* start *
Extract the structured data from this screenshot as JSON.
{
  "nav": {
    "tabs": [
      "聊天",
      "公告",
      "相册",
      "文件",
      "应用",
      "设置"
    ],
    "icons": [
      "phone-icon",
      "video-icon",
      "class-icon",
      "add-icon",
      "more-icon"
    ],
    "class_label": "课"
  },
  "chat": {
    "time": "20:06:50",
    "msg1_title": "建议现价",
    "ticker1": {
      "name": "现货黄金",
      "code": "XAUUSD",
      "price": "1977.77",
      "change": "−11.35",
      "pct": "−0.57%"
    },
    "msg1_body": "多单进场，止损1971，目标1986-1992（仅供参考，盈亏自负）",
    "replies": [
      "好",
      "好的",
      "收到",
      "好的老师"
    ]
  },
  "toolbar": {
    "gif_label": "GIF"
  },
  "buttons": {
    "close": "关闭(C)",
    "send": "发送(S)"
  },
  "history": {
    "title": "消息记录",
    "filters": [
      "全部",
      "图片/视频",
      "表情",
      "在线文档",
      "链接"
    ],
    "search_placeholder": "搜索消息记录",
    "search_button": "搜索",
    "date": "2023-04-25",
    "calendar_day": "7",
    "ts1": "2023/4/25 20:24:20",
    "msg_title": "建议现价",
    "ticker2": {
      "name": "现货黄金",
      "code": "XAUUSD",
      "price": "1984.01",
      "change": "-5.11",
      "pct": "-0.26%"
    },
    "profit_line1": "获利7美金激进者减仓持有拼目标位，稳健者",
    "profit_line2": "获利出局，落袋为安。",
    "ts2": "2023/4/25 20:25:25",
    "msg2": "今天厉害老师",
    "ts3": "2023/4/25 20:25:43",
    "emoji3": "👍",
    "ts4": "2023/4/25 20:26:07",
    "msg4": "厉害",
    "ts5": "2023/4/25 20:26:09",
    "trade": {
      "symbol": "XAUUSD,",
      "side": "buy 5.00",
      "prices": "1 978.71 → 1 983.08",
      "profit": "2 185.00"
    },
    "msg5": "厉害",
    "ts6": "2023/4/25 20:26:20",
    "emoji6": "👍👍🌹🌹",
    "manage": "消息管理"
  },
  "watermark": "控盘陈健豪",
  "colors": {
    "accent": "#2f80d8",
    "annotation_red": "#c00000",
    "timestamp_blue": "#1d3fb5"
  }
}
* end *
Copy out all of the records shown above exactly.

Extract the structured data from this screenshot as JSON.
{
  "nav": {
    "tabs": [
      "聊天",
      "公告",
      "相册",
      "文件",
      "应用",
      "设置"
    ],
    "icons": [
      "phone-icon",
      "video-icon",
      "class-icon",
      "add-icon",
      "more-icon"
    ],
    "class_label": "课"
  },
  "chat": {
    "time": "20:06:50",
    "msg1_title": "建议现价",
    "ticker1": {
      "name": "现货黄金",
      "code": "XAUUSD",
      "price": "1977.77",
      "change": "−11.35",
      "pct": "−0.57%"
    },
    "msg1_body": "多单进场，止损1971，目标1986-1992（仅供参考，盈亏自负）",
    "replies": [
      "好",
      "好的",
      "收到",
      "好的老师"
    ]
  },
  "toolbar": {
    "gif_label": "GIF"
  },
  "buttons": {
    "close": "关闭(C)",
    "send": "发送(S)"
  },
  "history": {
    "title": "消息记录",
    "filters": [
      "全部",
      "图片/视频",
      "表情",
      "在线文档",
      "链接"
    ],
    "search_placeholder": "搜索消息记录",
    "search_button": "搜索",
    "date": "2023-04-25",
    "calendar_day": "7",
    "ts1": "2023/4/25 20:24:20",
    "msg_title": "建议现价",
    "ticker2": {
      "name": "现货黄金",
      "code": "XAUUSD",
      "price": "1984.01",
      "change": "-5.11",
      "pct": "-0.26%"
    },
    "profit_line1": "获利7美金激进者减仓持有拼目标位，稳健者",
    "profit_line2": "获利出局，落袋为安。",
    "ts2": "2023/4/25 20:25:25",
    "msg2": "今天厉害老师",
    "ts3": "2023/4/25 20:25:43",
    "emoji3": "👍",
    "ts4": "2023/4/25 20:26:07",
    "msg4": "厉害",
    "ts5": "2023/4/25 20:26:09",
    "trade": {
      "symbol": "XAUUSD,",
      "side": "buy 5.00",
      "prices": "1 978.71 → 1 983.08",
      "profit": "2 185.00"
    },
    "msg5": "厉害",
    "ts6": "2023/4/25 20:26:20",
    "emoji6": "👍👍🌹🌹",
    "manage": "消息管理"
  },
  "watermark": "控盘陈健豪",
  "colors": {
    "accent": "#2f80d8",
    "annotation_red": "#c00000",
    "timestamp_blue": "#1d3fb5"
  }
}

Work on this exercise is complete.